→ **SET TASK**
Write out the full listing exactly as given, minus the images.

Collected data

──────

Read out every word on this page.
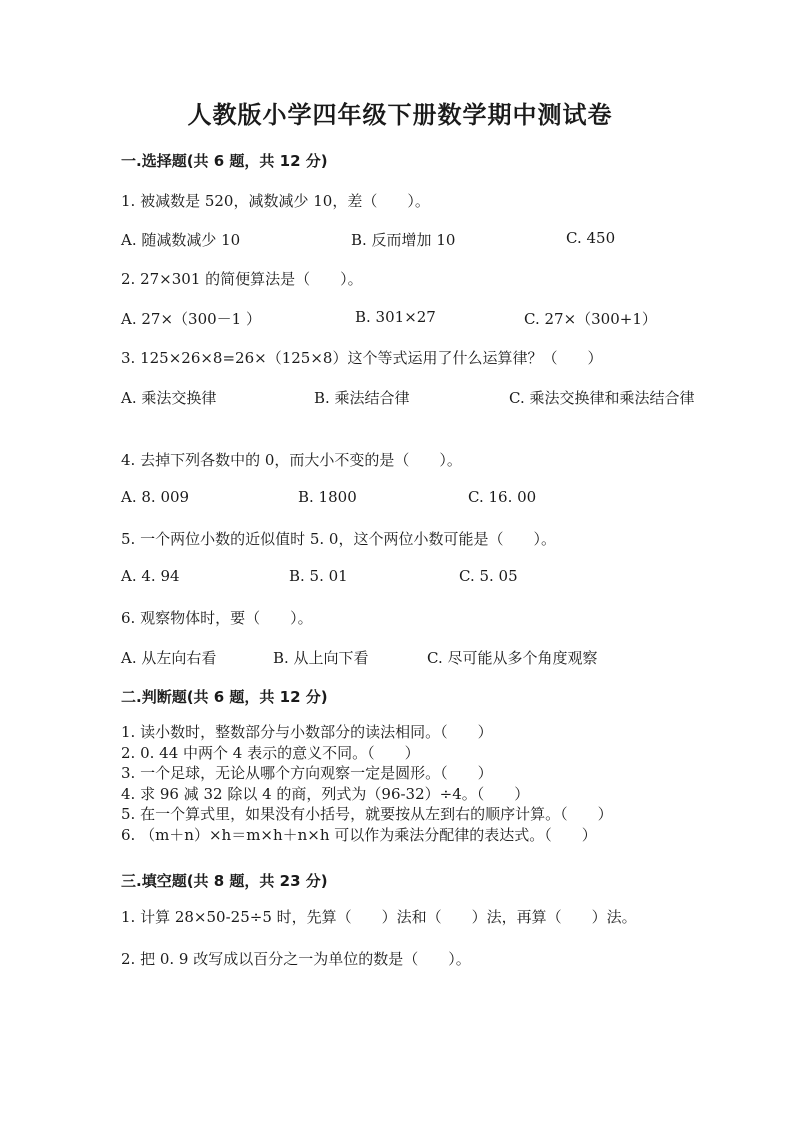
人教版小学四年级下册数学期中测试卷
一.选择题(共 6 题，共 12 分)
1. 被减数是 520，减数减少 10，差（　　）。
A. 随减数减少 10	B. 反而增加 10	C. 450
2. 27×301 的简便算法是（　　）。
A. 27×（300－1 ）	B. 301×27	C. 27×（300+1）
3. 125×26×8=26×（125×8）这个等式运用了什么运算律？（　　）
A. 乘法交换律	B. 乘法结合律	C. 乘法交换律和乘法结合律
4. 去掉下列各数中的 0，而大小不变的是（　　）。
A. 8. 009	B. 1800	C. 16. 00
5. 一个两位小数的近似值时 5. 0，这个两位小数可能是（　　）。
A. 4. 94	B. 5. 01	C. 5. 05
6. 观察物体时，要（　　）。
A. 从左向右看	B. 从上向下看	C. 尽可能从多个角度观察
二.判断题(共 6 题，共 12 分)
1. 读小数时，整数部分与小数部分的读法相同。（　　）
2. 0. 44 中两个 4 表示的意义不同。（　　）
3. 一个足球，无论从哪个方向观察一定是圆形。（　　）
4. 求 96 减 32 除以 4 的商，列式为（96-32）÷4。（　　）
5. 在一个算式里，如果没有小括号，就要按从左到右的顺序计算。（　　）
6. （m＋n）×h＝m×h＋n×h 可以作为乘法分配律的表达式。（　　）
三.填空题(共 8 题，共 23 分)
1. 计算 28×50-25÷5 时，先算（　　）法和（　　）法，再算（　　）法。
2. 把 0. 9 改写成以百分之一为单位的数是（　　）。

──────

→ **SOLUTION TO THIS EXERCISE**
Read out every word on this page.
人教版小学四年级下册数学期中测试卷
一.选择题(共 6 题，共 12 分)
1. 被减数是 520，减数减少 10，差（　　）。
A. 随减数减少 10	B. 反而增加 10	C. 450
2. 27×301 的简便算法是（　　）。
A. 27×（300－1 ）	B. 301×27	C. 27×（300+1）
3. 125×26×8=26×（125×8）这个等式运用了什么运算律？（　　）
A. 乘法交换律	B. 乘法结合律	C. 乘法交换律和乘法结合律
4. 去掉下列各数中的 0，而大小不变的是（　　）。
A. 8. 009	B. 1800	C. 16. 00
5. 一个两位小数的近似值时 5. 0，这个两位小数可能是（　　）。
A. 4. 94	B. 5. 01	C. 5. 05
6. 观察物体时，要（　　）。
A. 从左向右看	B. 从上向下看	C. 尽可能从多个角度观察
二.判断题(共 6 题，共 12 分)
1. 读小数时，整数部分与小数部分的读法相同。（　　）
2. 0. 44 中两个 4 表示的意义不同。（　　）
3. 一个足球，无论从哪个方向观察一定是圆形。（　　）
4. 求 96 减 32 除以 4 的商，列式为（96-32）÷4。（　　）
5. 在一个算式里，如果没有小括号，就要按从左到右的顺序计算。（　　）
6. （m＋n）×h＝m×h＋n×h 可以作为乘法分配律的表达式。（　　）
三.填空题(共 8 题，共 23 分)
1. 计算 28×50-25÷5 时，先算（　　）法和（　　）法，再算（　　）法。
2. 把 0. 9 改写成以百分之一为单位的数是（　　）。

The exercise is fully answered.